WHAT NEEDS TO BE DONE: Repeat the listing word for word. No pictures belong in the copy.

— start EXTRACTED MATERIAL —

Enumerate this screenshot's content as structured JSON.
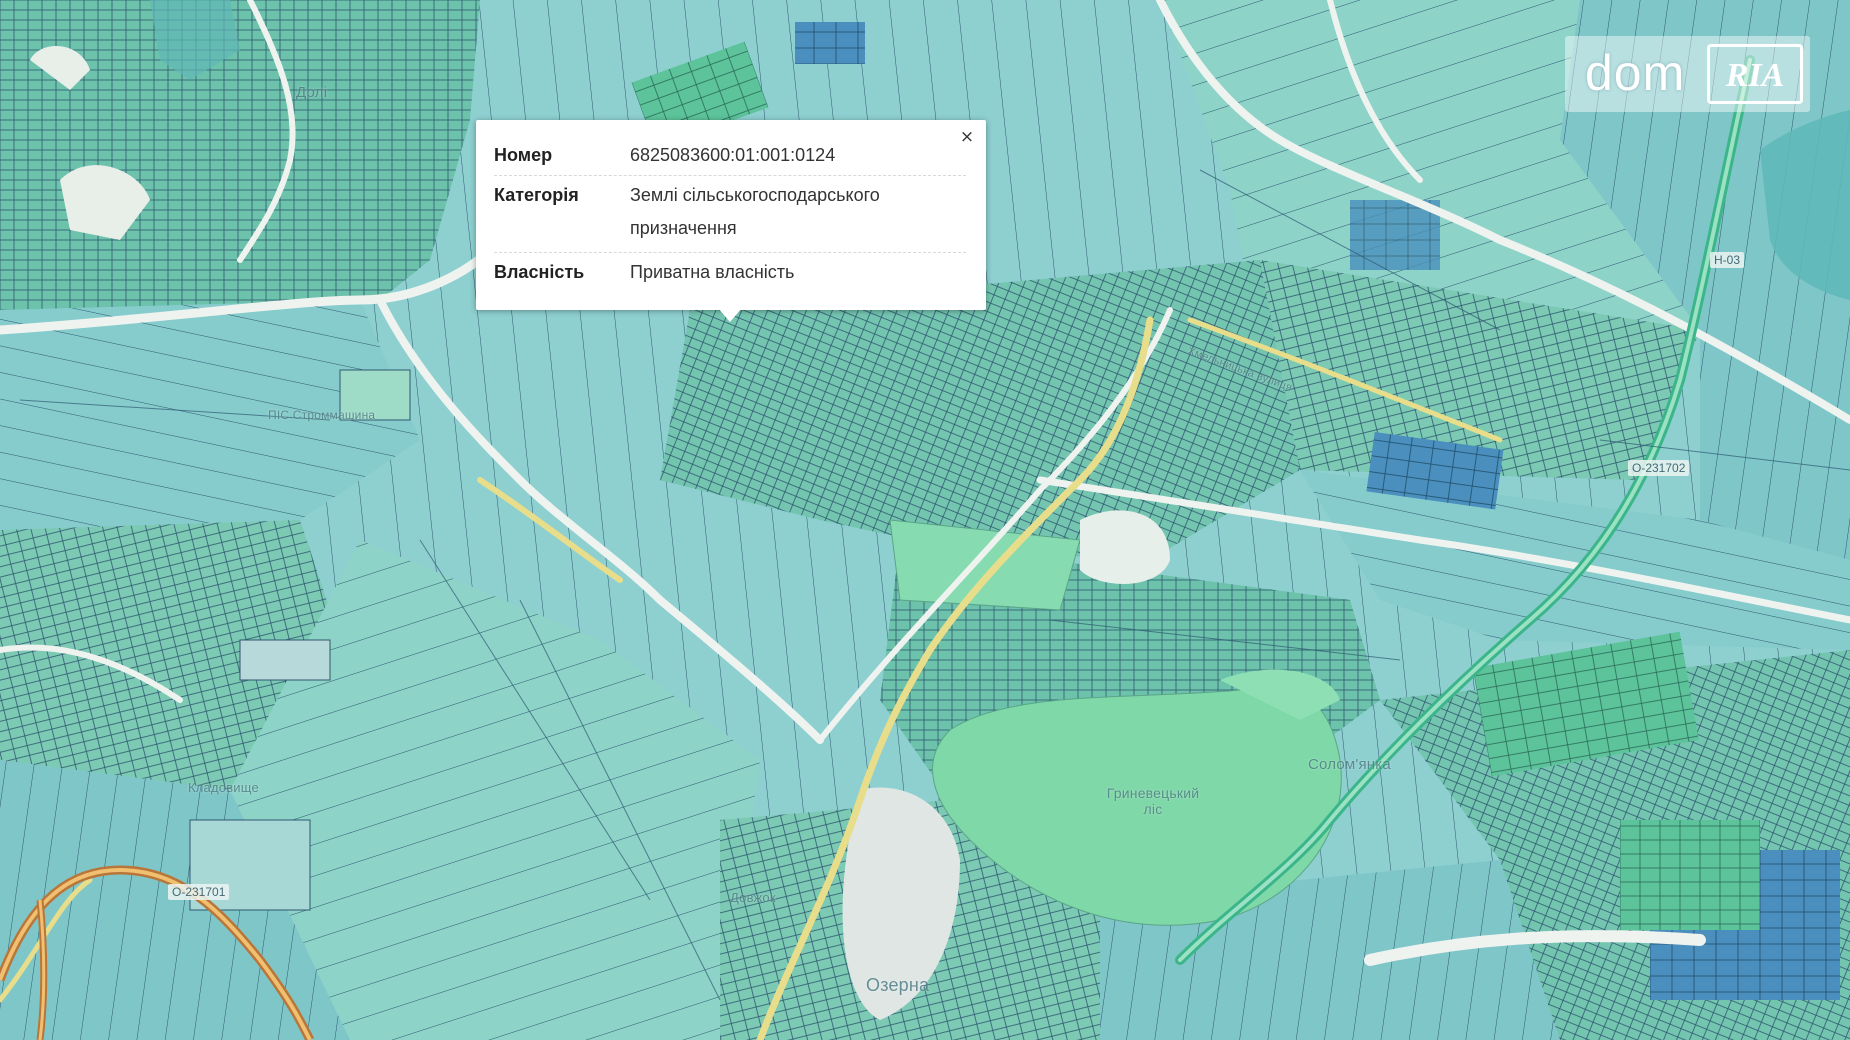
{
  "popup": {
    "close_label": "×",
    "rows": [
      {
        "key": "Номер",
        "value": "6825083600:01:001:0124"
      },
      {
        "key": "Категорія",
        "value": "Землі сільськогосподарського призначення"
      },
      {
        "key": "Власність",
        "value": "Приватна власність"
      }
    ]
  },
  "logo": {
    "dom_text": "dom",
    "ria_text": "RIA"
  },
  "map": {
    "labels": {
      "village_top": "Долі",
      "enterprise": "ПІС Строммашина",
      "cemetery": "Кладовище",
      "forest": "Гриневецький ліс",
      "east_area": "Солом'янка",
      "settlement_south": "Озерна",
      "settlement_sw": "Довжок",
      "street": "Хмельницька вулиця"
    },
    "road_codes": {
      "sw": "О-231701",
      "east": "О-231702",
      "ne": "Н-03"
    },
    "colors": {
      "parcel_blue": "#8ecfd0",
      "parcel_teal": "#6cc2ab",
      "parcel_green": "#9adfc4",
      "parcel_dark": "#3d7fb0",
      "parcel_line": "#2e5870",
      "forest": "#7fd8a8",
      "road_yellow": "#e8dd8a",
      "road_white": "#eef3ef"
    }
  }
}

— end EXTRACTED MATERIAL —

CORRECT RESPONSE:
Enumerate this screenshot's content as structured JSON.
{
  "popup": {
    "close_label": "×",
    "rows": [
      {
        "key": "Номер",
        "value": "6825083600:01:001:0124"
      },
      {
        "key": "Категорія",
        "value": "Землі сільськогосподарського призначення"
      },
      {
        "key": "Власність",
        "value": "Приватна власність"
      }
    ]
  },
  "logo": {
    "dom_text": "dom",
    "ria_text": "RIA"
  },
  "map": {
    "labels": {
      "village_top": "Долі",
      "enterprise": "ПІС Строммашина",
      "cemetery": "Кладовище",
      "forest": "Гриневецький ліс",
      "east_area": "Солом'янка",
      "settlement_south": "Озерна",
      "settlement_sw": "Довжок",
      "street": "Хмельницька вулиця"
    },
    "road_codes": {
      "sw": "О-231701",
      "east": "О-231702",
      "ne": "Н-03"
    },
    "colors": {
      "parcel_blue": "#8ecfd0",
      "parcel_teal": "#6cc2ab",
      "parcel_green": "#9adfc4",
      "parcel_dark": "#3d7fb0",
      "parcel_line": "#2e5870",
      "forest": "#7fd8a8",
      "road_yellow": "#e8dd8a",
      "road_white": "#eef3ef"
    }
  }
}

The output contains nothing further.